[Data entries]
※ ※ ※

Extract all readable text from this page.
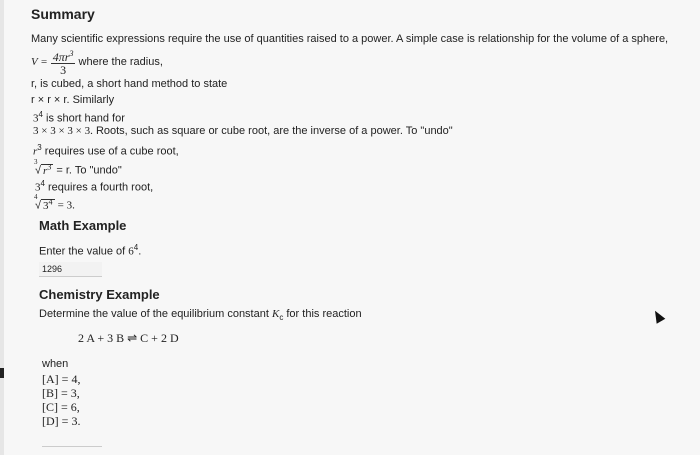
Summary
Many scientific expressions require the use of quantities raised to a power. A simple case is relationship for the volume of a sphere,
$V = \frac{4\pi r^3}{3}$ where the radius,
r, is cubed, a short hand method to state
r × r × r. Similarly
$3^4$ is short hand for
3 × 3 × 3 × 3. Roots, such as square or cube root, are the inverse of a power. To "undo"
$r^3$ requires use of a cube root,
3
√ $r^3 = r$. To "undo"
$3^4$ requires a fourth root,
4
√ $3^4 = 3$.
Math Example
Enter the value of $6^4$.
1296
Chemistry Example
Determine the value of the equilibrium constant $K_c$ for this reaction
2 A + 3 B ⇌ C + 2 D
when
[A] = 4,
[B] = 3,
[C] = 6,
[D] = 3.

※ ※ ※

Quote the data above in full, leaving out the pictures it holds.

Extract all readable text from this page.
Summary
Many scientific expressions require the use of quantities raised to a power. A simple case is relationship for the volume of a sphere,
$V = \frac{4\pi r^3}{3}$ where the radius,
r, is cubed, a short hand method to state
r × r × r. Similarly
$3^4$ is short hand for
3 × 3 × 3 × 3. Roots, such as square or cube root, are the inverse of a power. To "undo"
$r^3$ requires use of a cube root,
3
√ $r^3 = r$. To "undo"
$3^4$ requires a fourth root,
4
√ $3^4 = 3$.
Math Example
Enter the value of $6^4$.
1296
Chemistry Example
Determine the value of the equilibrium constant $K_c$ for this reaction
2 A + 3 B ⇌ C + 2 D
when
[A] = 4,
[B] = 3,
[C] = 6,
[D] = 3.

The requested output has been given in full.